→ Goal of the exercise
Wherever the string "Оказание" occurs in a line of these records, report that line.

→ Stored entries

===============

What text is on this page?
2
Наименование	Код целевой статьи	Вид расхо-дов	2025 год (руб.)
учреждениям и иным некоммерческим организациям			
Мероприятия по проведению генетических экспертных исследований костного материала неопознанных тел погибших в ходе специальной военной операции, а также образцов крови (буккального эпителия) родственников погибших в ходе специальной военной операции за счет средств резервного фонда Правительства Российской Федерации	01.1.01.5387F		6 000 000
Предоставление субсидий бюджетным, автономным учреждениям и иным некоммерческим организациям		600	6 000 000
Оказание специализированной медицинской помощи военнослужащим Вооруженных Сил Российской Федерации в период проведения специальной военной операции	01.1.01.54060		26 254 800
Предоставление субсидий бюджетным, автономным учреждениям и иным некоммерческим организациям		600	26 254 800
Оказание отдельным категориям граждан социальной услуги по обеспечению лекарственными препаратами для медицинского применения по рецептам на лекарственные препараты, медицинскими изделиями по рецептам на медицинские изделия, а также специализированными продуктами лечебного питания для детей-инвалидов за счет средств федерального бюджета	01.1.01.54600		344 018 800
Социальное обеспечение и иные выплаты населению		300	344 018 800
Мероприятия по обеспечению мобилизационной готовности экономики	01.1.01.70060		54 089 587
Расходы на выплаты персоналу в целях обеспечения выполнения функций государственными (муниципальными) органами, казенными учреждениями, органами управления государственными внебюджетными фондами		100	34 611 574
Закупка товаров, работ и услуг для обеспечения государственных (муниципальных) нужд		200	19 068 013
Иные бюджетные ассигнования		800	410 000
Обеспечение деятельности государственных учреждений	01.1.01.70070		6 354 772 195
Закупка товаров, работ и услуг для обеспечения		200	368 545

===============

→ Solution to this problem
Оказание специализированной медицинской помощи военнослужащим Вооруженных Сил Российской Федерации в период проведения специальной военной операции	01.1.01.54060		26 254 800
Оказание отдельным категориям граждан социальной услуги по обеспечению лекарственными препаратами для медицинского применения по рецептам на лекарственные препараты, медицинскими изделиями по рецептам на медицинские изделия, а также специализированными продуктами лечебного питания для детей-инвалидов за счет средств федерального бюджета	01.1.01.54600		344 018 800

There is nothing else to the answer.